» **Problem details**: Write out word for word the data lines beginning with the one that contains "226, 250, 264]" and going on through the one that contains "236, 311, 255]", both included. Copy nothing before or after them.
** BEGIN Input records **
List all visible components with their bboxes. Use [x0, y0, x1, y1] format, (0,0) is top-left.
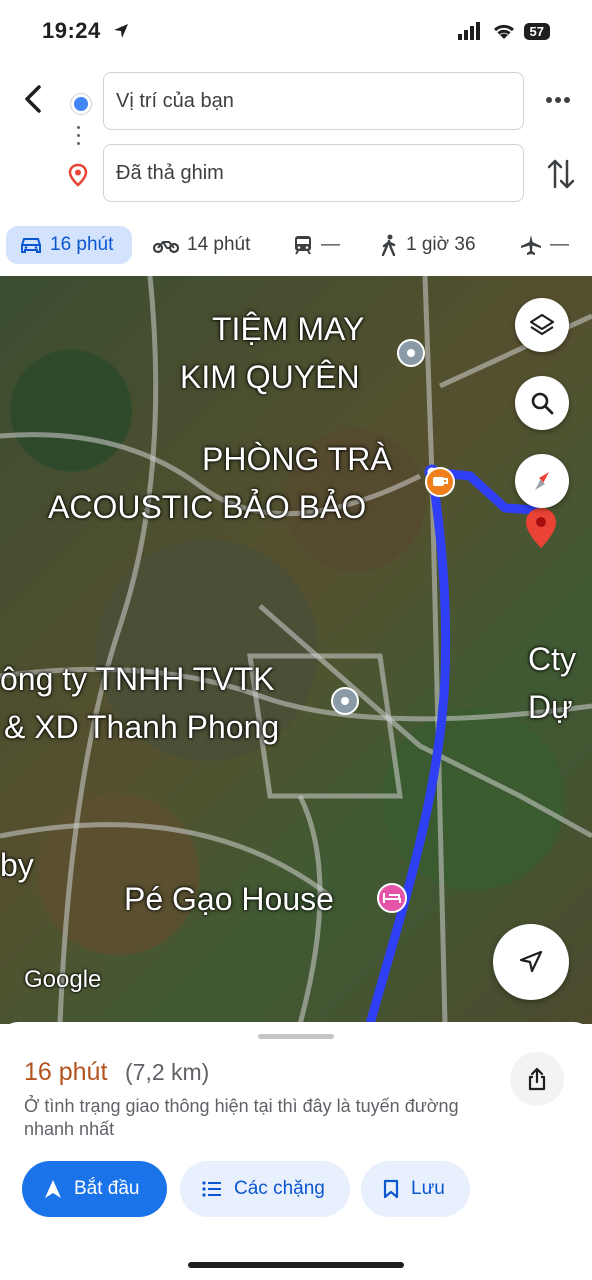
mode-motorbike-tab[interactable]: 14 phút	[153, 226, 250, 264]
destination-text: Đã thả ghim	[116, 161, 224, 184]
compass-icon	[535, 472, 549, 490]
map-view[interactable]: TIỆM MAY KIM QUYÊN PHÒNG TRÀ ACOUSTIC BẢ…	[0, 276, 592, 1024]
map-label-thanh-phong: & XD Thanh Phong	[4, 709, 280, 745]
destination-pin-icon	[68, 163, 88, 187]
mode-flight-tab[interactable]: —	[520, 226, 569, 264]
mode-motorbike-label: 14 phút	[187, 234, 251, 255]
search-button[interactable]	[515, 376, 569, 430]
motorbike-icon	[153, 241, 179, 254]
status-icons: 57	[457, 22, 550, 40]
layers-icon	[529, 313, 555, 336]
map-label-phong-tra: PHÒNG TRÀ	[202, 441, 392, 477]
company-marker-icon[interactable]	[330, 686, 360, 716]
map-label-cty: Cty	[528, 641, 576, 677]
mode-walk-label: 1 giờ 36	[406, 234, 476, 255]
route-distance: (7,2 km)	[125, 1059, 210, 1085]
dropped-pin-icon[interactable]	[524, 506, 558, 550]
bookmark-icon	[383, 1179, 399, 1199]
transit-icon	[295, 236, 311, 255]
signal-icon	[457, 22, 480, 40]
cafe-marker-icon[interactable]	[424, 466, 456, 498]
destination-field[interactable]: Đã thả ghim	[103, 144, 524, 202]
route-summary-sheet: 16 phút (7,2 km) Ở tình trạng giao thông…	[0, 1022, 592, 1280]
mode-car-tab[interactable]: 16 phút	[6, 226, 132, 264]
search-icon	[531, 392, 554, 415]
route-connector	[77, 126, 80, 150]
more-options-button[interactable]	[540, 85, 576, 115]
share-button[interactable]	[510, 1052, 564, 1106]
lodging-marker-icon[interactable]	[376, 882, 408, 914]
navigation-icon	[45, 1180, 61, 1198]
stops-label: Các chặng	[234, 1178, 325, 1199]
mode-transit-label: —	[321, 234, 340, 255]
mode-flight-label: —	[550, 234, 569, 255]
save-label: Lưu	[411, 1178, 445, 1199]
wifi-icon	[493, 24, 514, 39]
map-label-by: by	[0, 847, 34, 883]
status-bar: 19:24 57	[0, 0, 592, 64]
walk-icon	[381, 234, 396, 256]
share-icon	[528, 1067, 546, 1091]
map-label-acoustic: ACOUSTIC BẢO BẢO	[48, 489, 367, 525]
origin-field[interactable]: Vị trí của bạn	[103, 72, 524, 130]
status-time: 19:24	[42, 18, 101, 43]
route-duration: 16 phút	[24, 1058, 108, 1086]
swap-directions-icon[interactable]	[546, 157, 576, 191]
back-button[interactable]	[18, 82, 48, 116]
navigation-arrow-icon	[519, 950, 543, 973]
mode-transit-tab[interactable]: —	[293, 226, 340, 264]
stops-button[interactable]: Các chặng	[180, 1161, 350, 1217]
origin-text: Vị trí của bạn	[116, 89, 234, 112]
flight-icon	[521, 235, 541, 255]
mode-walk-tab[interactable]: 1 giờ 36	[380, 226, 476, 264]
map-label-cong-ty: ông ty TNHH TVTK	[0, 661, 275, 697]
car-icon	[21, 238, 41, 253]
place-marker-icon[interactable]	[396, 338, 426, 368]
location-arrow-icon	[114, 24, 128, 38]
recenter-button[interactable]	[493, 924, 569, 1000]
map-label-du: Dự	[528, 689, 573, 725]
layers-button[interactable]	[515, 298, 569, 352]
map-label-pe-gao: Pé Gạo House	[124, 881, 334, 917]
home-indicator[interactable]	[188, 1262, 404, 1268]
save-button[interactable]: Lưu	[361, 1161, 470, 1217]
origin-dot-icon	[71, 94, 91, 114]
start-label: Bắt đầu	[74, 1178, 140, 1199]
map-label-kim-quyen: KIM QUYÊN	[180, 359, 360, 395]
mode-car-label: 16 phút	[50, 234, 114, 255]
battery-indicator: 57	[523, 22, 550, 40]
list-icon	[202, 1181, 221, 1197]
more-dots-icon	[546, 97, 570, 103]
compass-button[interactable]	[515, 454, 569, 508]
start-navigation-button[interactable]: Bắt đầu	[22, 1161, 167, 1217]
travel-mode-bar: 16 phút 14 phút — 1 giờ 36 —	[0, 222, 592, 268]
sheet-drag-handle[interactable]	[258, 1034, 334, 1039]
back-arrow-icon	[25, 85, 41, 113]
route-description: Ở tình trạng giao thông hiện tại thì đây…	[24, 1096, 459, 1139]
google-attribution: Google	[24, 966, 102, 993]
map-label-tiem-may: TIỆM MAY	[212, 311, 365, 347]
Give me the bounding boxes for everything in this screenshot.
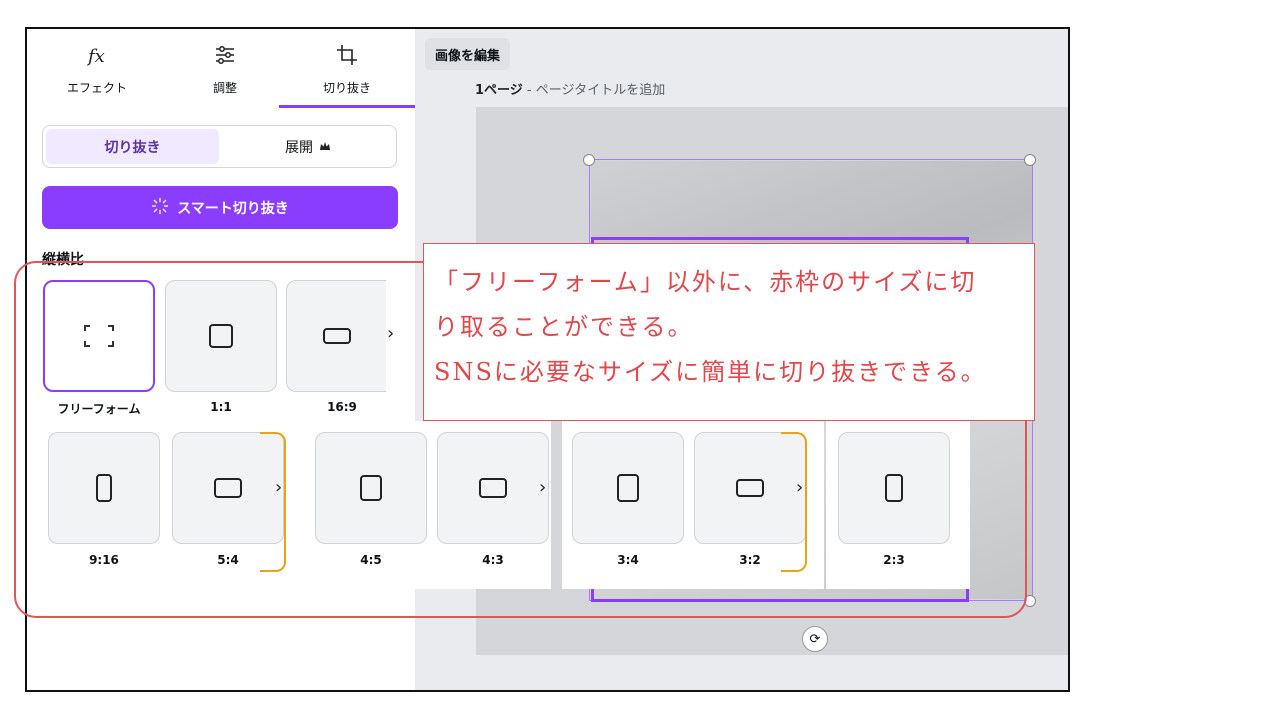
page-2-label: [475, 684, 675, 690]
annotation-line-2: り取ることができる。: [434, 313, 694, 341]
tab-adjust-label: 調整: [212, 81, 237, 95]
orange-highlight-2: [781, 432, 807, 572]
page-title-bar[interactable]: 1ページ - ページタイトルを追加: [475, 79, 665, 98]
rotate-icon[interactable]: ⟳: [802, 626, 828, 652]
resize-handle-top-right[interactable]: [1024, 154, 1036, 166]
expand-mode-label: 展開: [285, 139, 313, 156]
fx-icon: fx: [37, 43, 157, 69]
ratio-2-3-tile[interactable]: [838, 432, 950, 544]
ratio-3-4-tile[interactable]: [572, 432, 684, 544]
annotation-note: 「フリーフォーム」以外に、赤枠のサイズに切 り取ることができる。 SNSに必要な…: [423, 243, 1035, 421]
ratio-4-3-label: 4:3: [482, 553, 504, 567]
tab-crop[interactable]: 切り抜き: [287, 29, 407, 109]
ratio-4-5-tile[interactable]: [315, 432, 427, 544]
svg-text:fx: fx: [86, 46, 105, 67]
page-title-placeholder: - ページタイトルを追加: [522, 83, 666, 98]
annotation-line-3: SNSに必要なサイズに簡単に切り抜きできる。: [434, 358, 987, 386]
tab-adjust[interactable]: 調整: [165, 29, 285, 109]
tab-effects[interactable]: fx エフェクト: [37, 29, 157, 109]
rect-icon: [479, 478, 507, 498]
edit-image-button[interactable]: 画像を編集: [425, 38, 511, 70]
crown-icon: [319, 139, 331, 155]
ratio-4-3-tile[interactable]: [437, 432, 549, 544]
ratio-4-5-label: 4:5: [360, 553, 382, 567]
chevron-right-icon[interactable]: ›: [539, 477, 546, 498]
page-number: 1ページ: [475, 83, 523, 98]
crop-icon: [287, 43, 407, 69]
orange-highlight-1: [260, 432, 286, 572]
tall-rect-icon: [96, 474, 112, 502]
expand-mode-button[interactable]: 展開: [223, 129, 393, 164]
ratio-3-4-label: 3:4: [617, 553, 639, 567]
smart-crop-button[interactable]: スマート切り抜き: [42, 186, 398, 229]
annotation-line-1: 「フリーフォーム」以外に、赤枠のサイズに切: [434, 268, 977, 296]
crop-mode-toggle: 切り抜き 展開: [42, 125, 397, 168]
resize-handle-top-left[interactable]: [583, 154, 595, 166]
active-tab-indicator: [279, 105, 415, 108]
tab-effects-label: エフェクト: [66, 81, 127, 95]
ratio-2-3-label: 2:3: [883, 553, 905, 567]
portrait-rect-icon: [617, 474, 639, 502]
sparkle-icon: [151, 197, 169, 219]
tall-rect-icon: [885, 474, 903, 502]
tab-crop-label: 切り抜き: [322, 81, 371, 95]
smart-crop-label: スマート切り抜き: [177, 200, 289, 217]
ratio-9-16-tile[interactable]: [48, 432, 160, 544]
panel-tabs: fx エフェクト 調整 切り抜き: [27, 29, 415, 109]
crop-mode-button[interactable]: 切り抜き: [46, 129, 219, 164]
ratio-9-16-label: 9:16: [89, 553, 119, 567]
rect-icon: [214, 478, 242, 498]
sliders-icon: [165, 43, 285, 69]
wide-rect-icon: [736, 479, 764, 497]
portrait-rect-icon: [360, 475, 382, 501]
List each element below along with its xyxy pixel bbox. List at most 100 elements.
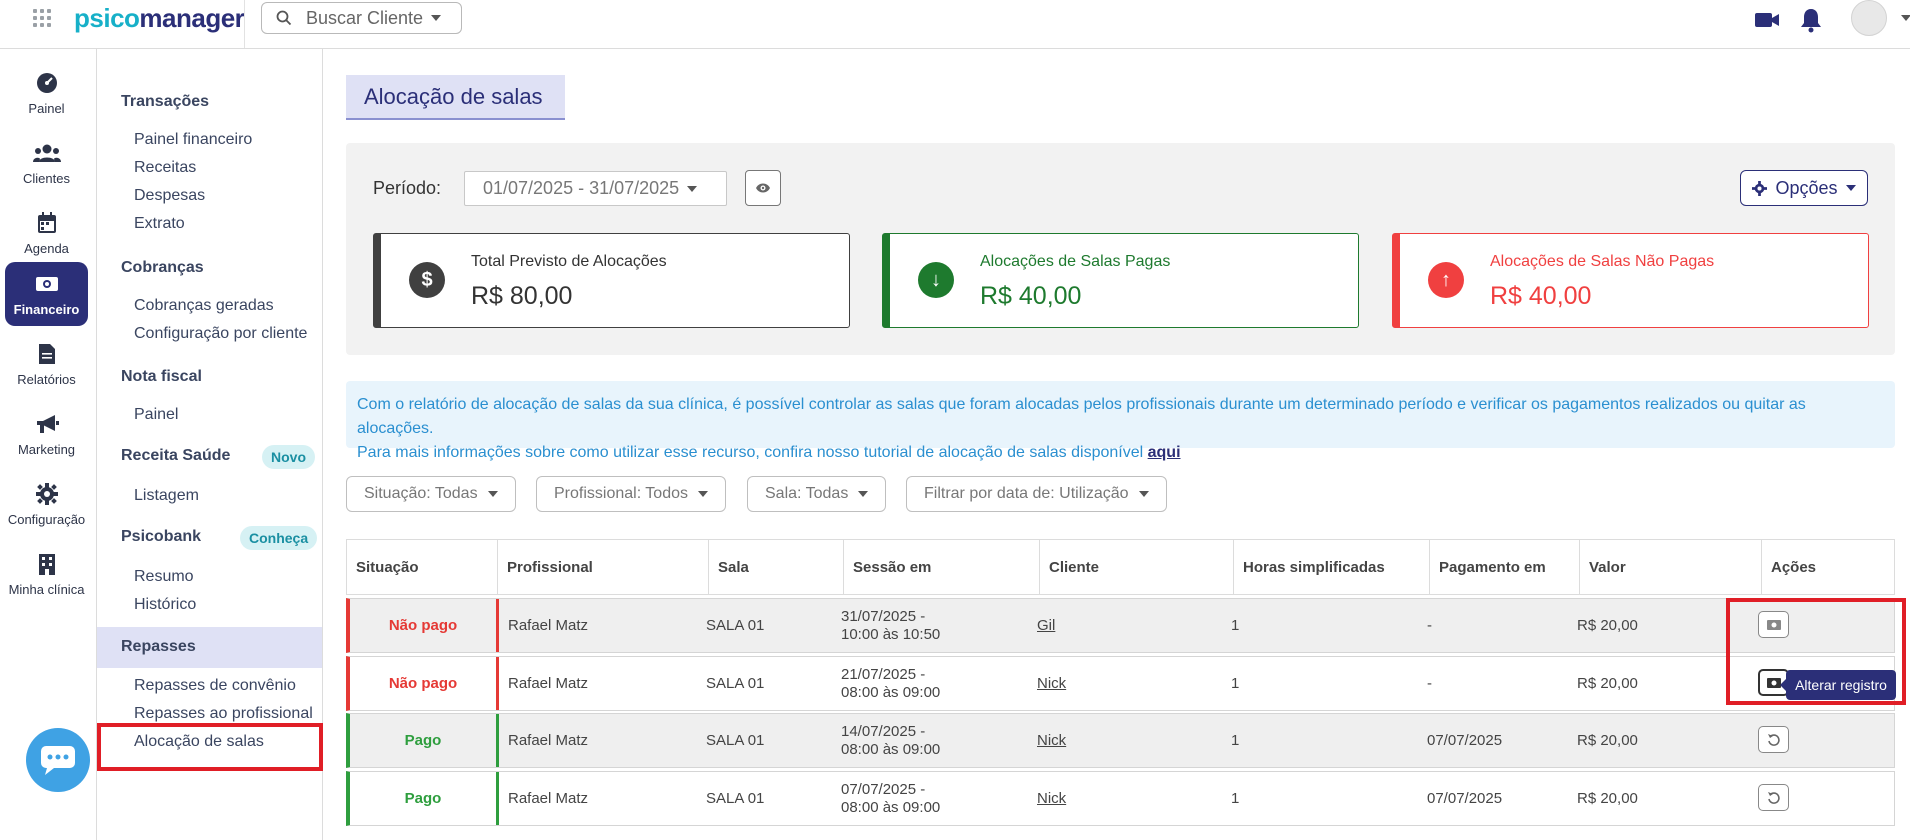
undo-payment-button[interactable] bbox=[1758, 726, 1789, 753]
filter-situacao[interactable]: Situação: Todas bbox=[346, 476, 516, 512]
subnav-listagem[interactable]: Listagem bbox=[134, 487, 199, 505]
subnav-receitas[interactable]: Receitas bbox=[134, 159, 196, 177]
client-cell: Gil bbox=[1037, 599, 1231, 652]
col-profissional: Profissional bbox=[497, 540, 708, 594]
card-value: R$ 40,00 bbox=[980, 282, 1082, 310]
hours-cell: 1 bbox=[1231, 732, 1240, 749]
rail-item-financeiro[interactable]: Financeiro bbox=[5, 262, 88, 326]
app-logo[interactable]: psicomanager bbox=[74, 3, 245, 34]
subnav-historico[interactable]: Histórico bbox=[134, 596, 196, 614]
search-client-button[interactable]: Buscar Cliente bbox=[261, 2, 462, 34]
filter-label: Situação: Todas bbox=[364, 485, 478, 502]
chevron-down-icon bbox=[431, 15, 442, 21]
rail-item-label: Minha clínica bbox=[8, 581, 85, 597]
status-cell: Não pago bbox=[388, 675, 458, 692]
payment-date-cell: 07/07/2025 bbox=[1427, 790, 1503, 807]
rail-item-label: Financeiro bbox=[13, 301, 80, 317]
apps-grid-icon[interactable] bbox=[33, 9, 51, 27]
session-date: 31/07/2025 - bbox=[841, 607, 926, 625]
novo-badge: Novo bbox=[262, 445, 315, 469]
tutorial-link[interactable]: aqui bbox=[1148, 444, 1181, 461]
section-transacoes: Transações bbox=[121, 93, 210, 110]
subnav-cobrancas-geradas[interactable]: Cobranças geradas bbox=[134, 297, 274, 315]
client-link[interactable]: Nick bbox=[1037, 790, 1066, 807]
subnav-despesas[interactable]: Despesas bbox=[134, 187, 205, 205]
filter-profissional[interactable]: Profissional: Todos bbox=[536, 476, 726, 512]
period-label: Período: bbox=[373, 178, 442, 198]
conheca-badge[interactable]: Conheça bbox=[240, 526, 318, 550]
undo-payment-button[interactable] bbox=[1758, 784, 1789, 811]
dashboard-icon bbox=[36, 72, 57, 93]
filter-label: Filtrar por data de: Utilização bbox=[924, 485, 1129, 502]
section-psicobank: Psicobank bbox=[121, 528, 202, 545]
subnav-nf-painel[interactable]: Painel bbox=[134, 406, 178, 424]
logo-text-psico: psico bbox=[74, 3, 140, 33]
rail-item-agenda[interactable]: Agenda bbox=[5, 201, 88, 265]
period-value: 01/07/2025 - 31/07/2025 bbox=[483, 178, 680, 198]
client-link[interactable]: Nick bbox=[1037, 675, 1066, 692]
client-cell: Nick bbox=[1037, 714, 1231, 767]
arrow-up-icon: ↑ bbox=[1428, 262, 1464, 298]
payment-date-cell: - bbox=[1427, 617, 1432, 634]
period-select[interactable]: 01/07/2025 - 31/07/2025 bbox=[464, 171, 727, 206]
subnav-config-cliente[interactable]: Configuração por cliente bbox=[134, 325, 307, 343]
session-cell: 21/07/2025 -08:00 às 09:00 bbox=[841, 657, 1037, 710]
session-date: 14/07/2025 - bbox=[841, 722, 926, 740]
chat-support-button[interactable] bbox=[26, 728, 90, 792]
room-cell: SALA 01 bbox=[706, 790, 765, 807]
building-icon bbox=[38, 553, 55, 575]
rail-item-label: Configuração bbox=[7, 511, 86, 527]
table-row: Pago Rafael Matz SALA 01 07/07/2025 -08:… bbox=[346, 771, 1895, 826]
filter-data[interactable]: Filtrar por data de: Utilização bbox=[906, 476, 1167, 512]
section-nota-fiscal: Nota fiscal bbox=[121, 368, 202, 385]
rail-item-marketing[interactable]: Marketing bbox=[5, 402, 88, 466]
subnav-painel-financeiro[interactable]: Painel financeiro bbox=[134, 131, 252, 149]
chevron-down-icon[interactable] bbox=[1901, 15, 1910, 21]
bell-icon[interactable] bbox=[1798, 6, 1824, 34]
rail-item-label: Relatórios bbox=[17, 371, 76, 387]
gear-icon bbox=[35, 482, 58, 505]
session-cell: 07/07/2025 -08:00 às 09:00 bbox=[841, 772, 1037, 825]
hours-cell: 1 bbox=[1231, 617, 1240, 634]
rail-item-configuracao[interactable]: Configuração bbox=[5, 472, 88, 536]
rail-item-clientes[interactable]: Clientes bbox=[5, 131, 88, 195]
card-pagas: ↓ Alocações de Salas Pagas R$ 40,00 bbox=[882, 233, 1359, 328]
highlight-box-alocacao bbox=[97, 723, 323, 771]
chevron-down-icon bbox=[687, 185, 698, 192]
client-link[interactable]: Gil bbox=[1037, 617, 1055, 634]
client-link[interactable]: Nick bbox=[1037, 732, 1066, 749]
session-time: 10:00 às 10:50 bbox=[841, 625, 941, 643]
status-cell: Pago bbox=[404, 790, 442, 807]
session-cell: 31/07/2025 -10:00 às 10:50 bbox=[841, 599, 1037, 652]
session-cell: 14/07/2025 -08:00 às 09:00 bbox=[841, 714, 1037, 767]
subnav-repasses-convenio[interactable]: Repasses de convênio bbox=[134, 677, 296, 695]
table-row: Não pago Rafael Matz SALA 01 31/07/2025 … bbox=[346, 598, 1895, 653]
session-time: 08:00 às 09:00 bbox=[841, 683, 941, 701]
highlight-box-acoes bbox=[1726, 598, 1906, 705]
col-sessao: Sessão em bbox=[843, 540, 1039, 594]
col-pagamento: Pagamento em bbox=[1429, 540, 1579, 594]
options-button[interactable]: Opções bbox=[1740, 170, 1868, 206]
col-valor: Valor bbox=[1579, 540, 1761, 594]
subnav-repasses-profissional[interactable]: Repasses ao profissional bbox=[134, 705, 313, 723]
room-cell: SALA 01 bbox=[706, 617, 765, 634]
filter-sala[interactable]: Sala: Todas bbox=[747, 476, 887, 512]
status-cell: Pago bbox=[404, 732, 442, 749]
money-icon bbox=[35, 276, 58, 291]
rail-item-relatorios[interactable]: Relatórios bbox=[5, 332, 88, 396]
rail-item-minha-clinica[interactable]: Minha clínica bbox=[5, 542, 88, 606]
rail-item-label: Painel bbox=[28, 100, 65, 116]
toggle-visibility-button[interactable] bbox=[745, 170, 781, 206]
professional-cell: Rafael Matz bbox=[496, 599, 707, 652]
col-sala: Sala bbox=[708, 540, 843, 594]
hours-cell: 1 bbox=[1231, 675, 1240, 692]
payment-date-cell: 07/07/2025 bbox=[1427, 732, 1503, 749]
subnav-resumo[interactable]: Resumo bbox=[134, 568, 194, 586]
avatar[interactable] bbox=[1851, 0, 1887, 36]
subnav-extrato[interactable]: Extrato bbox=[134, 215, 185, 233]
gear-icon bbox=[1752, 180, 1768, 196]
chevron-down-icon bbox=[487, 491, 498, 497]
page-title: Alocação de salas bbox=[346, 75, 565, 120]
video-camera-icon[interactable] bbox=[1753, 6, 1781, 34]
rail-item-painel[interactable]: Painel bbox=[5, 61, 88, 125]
** END Input records **
» **Solution to this problem**:
mode-motorbike-tab[interactable]: 14 phút	[153, 226, 250, 264]
destination-text: Đã thả ghim	[116, 161, 224, 184]
compass-icon	[535, 472, 549, 490]
map-view[interactable]: TIỆM MAY KIM QUYÊN PHÒNG TRÀ ACOUSTIC BẢ…	[0, 276, 592, 1024]
map-label-thanh-phong: & XD Thanh Phong	[4, 709, 280, 745]
destination-pin-icon	[68, 163, 88, 187]
mode-flight-tab[interactable]: —	[520, 226, 569, 264]
mode-motorbike-label: 14 phút	[187, 234, 251, 255]
search-button[interactable]	[515, 376, 569, 430]
motorbike-icon	[153, 241, 179, 254]
status-icons: 57	[457, 22, 550, 40]
layers-icon	[529, 313, 555, 336]
map-label-phong-tra: PHÒNG TRÀ	[202, 441, 392, 477]
company-marker-icon[interactable]	[330, 686, 360, 716]
map-label-cty: Cty	[528, 641, 576, 677]
mode-walk-label: 1 giờ 36	[406, 234, 476, 255]
route-distance: (7,2 km)	[125, 1059, 210, 1085]
dropped-pin-icon[interactable]	[524, 506, 558, 550]
bookmark-icon	[383, 1179, 399, 1199]
transit-icon	[295, 236, 311, 255]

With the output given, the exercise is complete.